Every line of the listing must be reproduced as it stands. Leave the images behind.

begin INPUT ROWS

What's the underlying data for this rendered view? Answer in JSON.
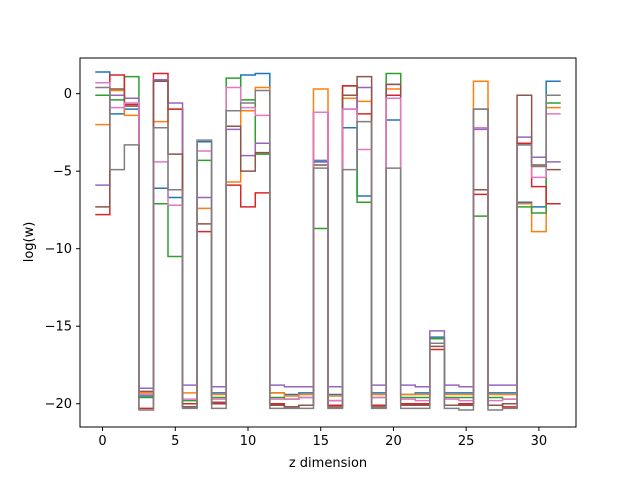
{
  "chart_data": {
    "type": "line",
    "drawstyle": "steps-mid",
    "title": "",
    "xlabel": "z dimension",
    "ylabel": "log(w)",
    "xlim": [
      -1.55,
      32.55
    ],
    "ylim": [
      -21.5,
      2.3
    ],
    "xticks": [
      0,
      5,
      10,
      15,
      20,
      25,
      30
    ],
    "yticks": [
      0,
      -5,
      -10,
      -15,
      -20
    ],
    "xtick_labels": [
      "0",
      "5",
      "10",
      "15",
      "20",
      "25",
      "30"
    ],
    "ytick_labels": [
      "0",
      "−5",
      "−10",
      "−15",
      "−20"
    ],
    "grid": false,
    "legend": false,
    "x": [
      0,
      1,
      2,
      3,
      4,
      5,
      6,
      7,
      8,
      9,
      10,
      11,
      12,
      13,
      14,
      15,
      16,
      17,
      18,
      19,
      20,
      21,
      22,
      23,
      24,
      25,
      26,
      27,
      28,
      29,
      30,
      31
    ],
    "series": [
      {
        "color": "#1f77b4",
        "values": [
          1.4,
          -1.3,
          -1.0,
          -19.5,
          -6.1,
          -6.7,
          -20.2,
          -3.1,
          -19.3,
          -1.1,
          1.2,
          1.3,
          -19.3,
          -19.4,
          -19.3,
          -4.4,
          -19.4,
          -2.2,
          -6.6,
          -19.3,
          -1.7,
          -19.4,
          -19.3,
          -15.7,
          -19.3,
          -19.3,
          -1.0,
          -19.3,
          -19.3,
          -7.0,
          -7.3,
          0.8
        ]
      },
      {
        "color": "#ff7f0e",
        "values": [
          -2.0,
          0.2,
          -1.4,
          -19.3,
          -1.8,
          -1.0,
          -19.3,
          -7.4,
          -19.4,
          -5.7,
          -1.1,
          0.4,
          -19.3,
          -19.5,
          -19.4,
          0.3,
          -19.5,
          -0.3,
          -0.5,
          -19.4,
          0.3,
          -19.4,
          -19.4,
          -15.8,
          -19.4,
          -19.4,
          0.8,
          -19.4,
          -19.4,
          -7.1,
          -8.9,
          -0.9
        ]
      },
      {
        "color": "#2ca02c",
        "values": [
          -0.1,
          -0.4,
          1.1,
          -19.6,
          -7.1,
          -10.5,
          -19.8,
          -4.3,
          -19.6,
          1.0,
          -0.4,
          -3.9,
          -19.6,
          -19.7,
          -19.6,
          -8.7,
          -19.8,
          0.5,
          -7.0,
          -19.6,
          1.3,
          -19.6,
          -19.6,
          -15.8,
          -19.6,
          -19.6,
          -7.9,
          -19.6,
          -19.7,
          -7.3,
          -7.7,
          -0.6
        ]
      },
      {
        "color": "#d62728",
        "values": [
          -7.8,
          1.2,
          -0.7,
          -20.3,
          1.3,
          -1.0,
          -20.0,
          -8.9,
          -20.0,
          -5.9,
          -7.3,
          -6.4,
          -20.0,
          -20.2,
          -20.1,
          -1.2,
          -20.1,
          0.5,
          -1.3,
          -20.1,
          -0.1,
          -20.0,
          -20.0,
          -16.5,
          -20.1,
          -20.0,
          -6.5,
          -20.1,
          -20.2,
          -3.2,
          -6.0,
          -7.1
        ]
      },
      {
        "color": "#9467bd",
        "values": [
          -5.9,
          -0.1,
          -0.3,
          -19.0,
          0.9,
          -0.6,
          -18.8,
          -6.7,
          -18.9,
          -2.3,
          -4.0,
          -3.2,
          -18.8,
          -18.9,
          -18.9,
          -4.3,
          -18.9,
          -1.0,
          0.4,
          -18.8,
          0.6,
          -18.8,
          -18.9,
          -15.3,
          -18.8,
          -18.9,
          -2.3,
          -18.8,
          -18.8,
          -2.8,
          -4.1,
          -4.4
        ]
      },
      {
        "color": "#8c564b",
        "values": [
          -7.3,
          0.3,
          -0.8,
          -19.2,
          0.8,
          -3.9,
          -20.2,
          -8.4,
          -19.9,
          -2.1,
          -5.0,
          -3.8,
          -20.1,
          -20.2,
          -20.1,
          -4.6,
          -20.2,
          -0.1,
          1.1,
          -20.2,
          0.6,
          -20.1,
          -20.1,
          -16.3,
          -20.1,
          -20.1,
          -6.2,
          -20.1,
          -20.0,
          -0.1,
          -4.6,
          -4.9
        ]
      },
      {
        "color": "#e377c2",
        "values": [
          0.7,
          -0.9,
          -0.6,
          -19.4,
          -4.4,
          -7.2,
          -19.7,
          -3.7,
          -19.7,
          0.4,
          -0.9,
          -1.4,
          -19.7,
          -19.7,
          -19.6,
          -1.2,
          -19.8,
          -1.0,
          -3.6,
          -19.6,
          -0.3,
          -19.7,
          -19.8,
          -16.1,
          -19.7,
          -19.8,
          -2.2,
          -19.8,
          -19.7,
          -3.3,
          -5.4,
          -1.3
        ]
      },
      {
        "color": "#7f7f7f",
        "values": [
          0.4,
          -4.9,
          -3.3,
          -20.4,
          -2.2,
          -6.2,
          -20.3,
          -3.0,
          -20.3,
          -1.1,
          -0.6,
          0.2,
          -20.3,
          -20.3,
          -20.3,
          -4.8,
          -20.3,
          -4.9,
          -1.8,
          -20.3,
          -4.8,
          -20.3,
          -20.3,
          -16.1,
          -20.3,
          -20.4,
          -1.0,
          -20.4,
          -20.3,
          -3.3,
          -4.7,
          -0.1
        ]
      }
    ]
  }
}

end INPUT ROWS

ANSWER IN FULL:
What's the underlying data for this rendered view? Answer in JSON.
{
  "chart_data": {
    "type": "line",
    "drawstyle": "steps-mid",
    "title": "",
    "xlabel": "z dimension",
    "ylabel": "log(w)",
    "xlim": [
      -1.55,
      32.55
    ],
    "ylim": [
      -21.5,
      2.3
    ],
    "xticks": [
      0,
      5,
      10,
      15,
      20,
      25,
      30
    ],
    "yticks": [
      0,
      -5,
      -10,
      -15,
      -20
    ],
    "xtick_labels": [
      "0",
      "5",
      "10",
      "15",
      "20",
      "25",
      "30"
    ],
    "ytick_labels": [
      "0",
      "−5",
      "−10",
      "−15",
      "−20"
    ],
    "grid": false,
    "legend": false,
    "x": [
      0,
      1,
      2,
      3,
      4,
      5,
      6,
      7,
      8,
      9,
      10,
      11,
      12,
      13,
      14,
      15,
      16,
      17,
      18,
      19,
      20,
      21,
      22,
      23,
      24,
      25,
      26,
      27,
      28,
      29,
      30,
      31
    ],
    "series": [
      {
        "color": "#1f77b4",
        "values": [
          1.4,
          -1.3,
          -1.0,
          -19.5,
          -6.1,
          -6.7,
          -20.2,
          -3.1,
          -19.3,
          -1.1,
          1.2,
          1.3,
          -19.3,
          -19.4,
          -19.3,
          -4.4,
          -19.4,
          -2.2,
          -6.6,
          -19.3,
          -1.7,
          -19.4,
          -19.3,
          -15.7,
          -19.3,
          -19.3,
          -1.0,
          -19.3,
          -19.3,
          -7.0,
          -7.3,
          0.8
        ]
      },
      {
        "color": "#ff7f0e",
        "values": [
          -2.0,
          0.2,
          -1.4,
          -19.3,
          -1.8,
          -1.0,
          -19.3,
          -7.4,
          -19.4,
          -5.7,
          -1.1,
          0.4,
          -19.3,
          -19.5,
          -19.4,
          0.3,
          -19.5,
          -0.3,
          -0.5,
          -19.4,
          0.3,
          -19.4,
          -19.4,
          -15.8,
          -19.4,
          -19.4,
          0.8,
          -19.4,
          -19.4,
          -7.1,
          -8.9,
          -0.9
        ]
      },
      {
        "color": "#2ca02c",
        "values": [
          -0.1,
          -0.4,
          1.1,
          -19.6,
          -7.1,
          -10.5,
          -19.8,
          -4.3,
          -19.6,
          1.0,
          -0.4,
          -3.9,
          -19.6,
          -19.7,
          -19.6,
          -8.7,
          -19.8,
          0.5,
          -7.0,
          -19.6,
          1.3,
          -19.6,
          -19.6,
          -15.8,
          -19.6,
          -19.6,
          -7.9,
          -19.6,
          -19.7,
          -7.3,
          -7.7,
          -0.6
        ]
      },
      {
        "color": "#d62728",
        "values": [
          -7.8,
          1.2,
          -0.7,
          -20.3,
          1.3,
          -1.0,
          -20.0,
          -8.9,
          -20.0,
          -5.9,
          -7.3,
          -6.4,
          -20.0,
          -20.2,
          -20.1,
          -1.2,
          -20.1,
          0.5,
          -1.3,
          -20.1,
          -0.1,
          -20.0,
          -20.0,
          -16.5,
          -20.1,
          -20.0,
          -6.5,
          -20.1,
          -20.2,
          -3.2,
          -6.0,
          -7.1
        ]
      },
      {
        "color": "#9467bd",
        "values": [
          -5.9,
          -0.1,
          -0.3,
          -19.0,
          0.9,
          -0.6,
          -18.8,
          -6.7,
          -18.9,
          -2.3,
          -4.0,
          -3.2,
          -18.8,
          -18.9,
          -18.9,
          -4.3,
          -18.9,
          -1.0,
          0.4,
          -18.8,
          0.6,
          -18.8,
          -18.9,
          -15.3,
          -18.8,
          -18.9,
          -2.3,
          -18.8,
          -18.8,
          -2.8,
          -4.1,
          -4.4
        ]
      },
      {
        "color": "#8c564b",
        "values": [
          -7.3,
          0.3,
          -0.8,
          -19.2,
          0.8,
          -3.9,
          -20.2,
          -8.4,
          -19.9,
          -2.1,
          -5.0,
          -3.8,
          -20.1,
          -20.2,
          -20.1,
          -4.6,
          -20.2,
          -0.1,
          1.1,
          -20.2,
          0.6,
          -20.1,
          -20.1,
          -16.3,
          -20.1,
          -20.1,
          -6.2,
          -20.1,
          -20.0,
          -0.1,
          -4.6,
          -4.9
        ]
      },
      {
        "color": "#e377c2",
        "values": [
          0.7,
          -0.9,
          -0.6,
          -19.4,
          -4.4,
          -7.2,
          -19.7,
          -3.7,
          -19.7,
          0.4,
          -0.9,
          -1.4,
          -19.7,
          -19.7,
          -19.6,
          -1.2,
          -19.8,
          -1.0,
          -3.6,
          -19.6,
          -0.3,
          -19.7,
          -19.8,
          -16.1,
          -19.7,
          -19.8,
          -2.2,
          -19.8,
          -19.7,
          -3.3,
          -5.4,
          -1.3
        ]
      },
      {
        "color": "#7f7f7f",
        "values": [
          0.4,
          -4.9,
          -3.3,
          -20.4,
          -2.2,
          -6.2,
          -20.3,
          -3.0,
          -20.3,
          -1.1,
          -0.6,
          0.2,
          -20.3,
          -20.3,
          -20.3,
          -4.8,
          -20.3,
          -4.9,
          -1.8,
          -20.3,
          -4.8,
          -20.3,
          -20.3,
          -16.1,
          -20.3,
          -20.4,
          -1.0,
          -20.4,
          -20.3,
          -3.3,
          -4.7,
          -0.1
        ]
      }
    ]
  }
}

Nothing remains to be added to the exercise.